▸ What to produce: Please reproduce the records word for word, from their first line through the line containing "368, 118, 387]", and stop after that line.

::: Data excerpts

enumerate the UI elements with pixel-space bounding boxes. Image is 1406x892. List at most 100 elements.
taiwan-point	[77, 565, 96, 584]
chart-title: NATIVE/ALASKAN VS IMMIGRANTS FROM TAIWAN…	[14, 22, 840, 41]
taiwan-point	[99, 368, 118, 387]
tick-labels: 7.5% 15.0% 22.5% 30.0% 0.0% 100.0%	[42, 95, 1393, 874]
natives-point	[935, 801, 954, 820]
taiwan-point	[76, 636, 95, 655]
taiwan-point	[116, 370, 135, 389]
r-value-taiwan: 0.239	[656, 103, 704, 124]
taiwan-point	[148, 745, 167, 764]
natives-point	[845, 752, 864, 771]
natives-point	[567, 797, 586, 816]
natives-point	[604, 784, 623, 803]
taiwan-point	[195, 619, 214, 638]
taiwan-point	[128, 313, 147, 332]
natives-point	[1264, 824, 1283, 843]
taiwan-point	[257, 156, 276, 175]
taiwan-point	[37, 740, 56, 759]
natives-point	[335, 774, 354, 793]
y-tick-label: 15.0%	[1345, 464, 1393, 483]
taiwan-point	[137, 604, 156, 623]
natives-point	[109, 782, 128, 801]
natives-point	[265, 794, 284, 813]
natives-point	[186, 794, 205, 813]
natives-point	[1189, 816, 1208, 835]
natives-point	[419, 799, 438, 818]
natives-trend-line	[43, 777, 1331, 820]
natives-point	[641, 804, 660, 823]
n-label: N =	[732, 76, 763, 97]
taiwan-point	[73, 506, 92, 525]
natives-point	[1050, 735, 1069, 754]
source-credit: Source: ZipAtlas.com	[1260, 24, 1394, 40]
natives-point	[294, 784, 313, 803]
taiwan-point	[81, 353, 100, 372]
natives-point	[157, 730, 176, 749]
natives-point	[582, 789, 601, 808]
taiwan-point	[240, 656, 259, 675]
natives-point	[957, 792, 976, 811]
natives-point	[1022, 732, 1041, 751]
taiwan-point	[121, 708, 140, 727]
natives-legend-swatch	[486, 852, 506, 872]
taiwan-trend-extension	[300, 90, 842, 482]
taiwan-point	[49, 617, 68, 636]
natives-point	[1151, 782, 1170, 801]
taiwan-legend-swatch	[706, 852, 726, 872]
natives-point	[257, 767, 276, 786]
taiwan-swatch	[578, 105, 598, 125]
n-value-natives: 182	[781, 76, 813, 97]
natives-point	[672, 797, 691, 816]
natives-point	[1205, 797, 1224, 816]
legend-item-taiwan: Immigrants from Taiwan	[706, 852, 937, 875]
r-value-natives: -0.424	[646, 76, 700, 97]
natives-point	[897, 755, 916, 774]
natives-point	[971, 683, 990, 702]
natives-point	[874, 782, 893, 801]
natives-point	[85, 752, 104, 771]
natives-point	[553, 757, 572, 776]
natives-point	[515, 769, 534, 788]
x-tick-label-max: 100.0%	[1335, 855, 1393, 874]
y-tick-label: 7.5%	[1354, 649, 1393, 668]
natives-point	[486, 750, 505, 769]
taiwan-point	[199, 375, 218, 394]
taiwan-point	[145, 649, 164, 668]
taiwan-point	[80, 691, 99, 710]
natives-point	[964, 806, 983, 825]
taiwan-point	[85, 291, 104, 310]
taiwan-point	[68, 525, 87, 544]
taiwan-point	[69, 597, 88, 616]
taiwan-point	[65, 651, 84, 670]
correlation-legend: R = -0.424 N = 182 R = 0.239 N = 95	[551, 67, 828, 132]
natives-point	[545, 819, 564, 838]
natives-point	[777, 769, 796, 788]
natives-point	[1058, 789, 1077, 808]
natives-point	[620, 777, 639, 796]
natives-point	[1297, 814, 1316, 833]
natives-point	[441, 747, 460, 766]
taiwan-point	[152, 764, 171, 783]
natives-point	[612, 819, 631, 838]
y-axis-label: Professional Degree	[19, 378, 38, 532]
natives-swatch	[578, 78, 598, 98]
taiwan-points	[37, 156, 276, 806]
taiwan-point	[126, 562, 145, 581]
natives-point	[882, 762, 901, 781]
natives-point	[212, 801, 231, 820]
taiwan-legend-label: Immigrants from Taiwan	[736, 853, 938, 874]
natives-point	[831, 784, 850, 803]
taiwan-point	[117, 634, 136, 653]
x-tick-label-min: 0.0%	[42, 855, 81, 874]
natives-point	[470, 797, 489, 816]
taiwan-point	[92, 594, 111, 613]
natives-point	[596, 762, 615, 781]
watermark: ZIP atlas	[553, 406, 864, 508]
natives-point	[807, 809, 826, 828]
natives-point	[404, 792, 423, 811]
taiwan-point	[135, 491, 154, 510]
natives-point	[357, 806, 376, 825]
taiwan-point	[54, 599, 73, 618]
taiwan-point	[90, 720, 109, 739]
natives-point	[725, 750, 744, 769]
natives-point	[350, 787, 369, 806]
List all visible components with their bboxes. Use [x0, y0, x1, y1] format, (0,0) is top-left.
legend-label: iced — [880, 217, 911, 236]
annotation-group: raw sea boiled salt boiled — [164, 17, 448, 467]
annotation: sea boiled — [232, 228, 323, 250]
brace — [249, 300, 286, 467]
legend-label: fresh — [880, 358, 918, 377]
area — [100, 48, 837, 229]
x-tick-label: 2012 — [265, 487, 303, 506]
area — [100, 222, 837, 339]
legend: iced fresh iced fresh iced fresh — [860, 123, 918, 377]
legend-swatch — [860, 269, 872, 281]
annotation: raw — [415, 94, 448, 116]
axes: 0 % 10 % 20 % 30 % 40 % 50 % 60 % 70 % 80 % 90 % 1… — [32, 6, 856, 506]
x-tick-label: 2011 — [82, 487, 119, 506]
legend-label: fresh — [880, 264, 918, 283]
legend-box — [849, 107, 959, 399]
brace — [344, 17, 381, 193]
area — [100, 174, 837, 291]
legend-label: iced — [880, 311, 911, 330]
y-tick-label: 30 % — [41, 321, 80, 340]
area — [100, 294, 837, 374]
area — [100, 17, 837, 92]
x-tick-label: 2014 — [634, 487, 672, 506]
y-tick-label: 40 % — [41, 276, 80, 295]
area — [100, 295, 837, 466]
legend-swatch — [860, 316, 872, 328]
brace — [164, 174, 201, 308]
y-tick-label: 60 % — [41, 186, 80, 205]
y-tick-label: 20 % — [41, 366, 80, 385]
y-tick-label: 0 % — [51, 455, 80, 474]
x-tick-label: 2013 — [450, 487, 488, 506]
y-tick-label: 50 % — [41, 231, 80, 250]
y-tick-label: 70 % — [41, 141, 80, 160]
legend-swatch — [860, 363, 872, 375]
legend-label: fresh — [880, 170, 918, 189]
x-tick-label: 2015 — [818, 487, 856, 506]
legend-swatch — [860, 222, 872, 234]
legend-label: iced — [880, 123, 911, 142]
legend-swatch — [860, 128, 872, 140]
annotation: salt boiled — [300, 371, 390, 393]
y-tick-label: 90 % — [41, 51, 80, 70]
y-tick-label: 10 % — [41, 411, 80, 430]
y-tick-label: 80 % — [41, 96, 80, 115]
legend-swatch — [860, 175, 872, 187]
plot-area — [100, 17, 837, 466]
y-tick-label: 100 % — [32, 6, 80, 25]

::::::

▸ Right answer:
enumerate the UI elements with pixel-space bounding boxes. Image is 1406x892. List at most 100 elements.
taiwan-point	[77, 565, 96, 584]
chart-title: NATIVE/ALASKAN VS IMMIGRANTS FROM TAIWAN…	[14, 22, 840, 41]
taiwan-point	[99, 368, 118, 387]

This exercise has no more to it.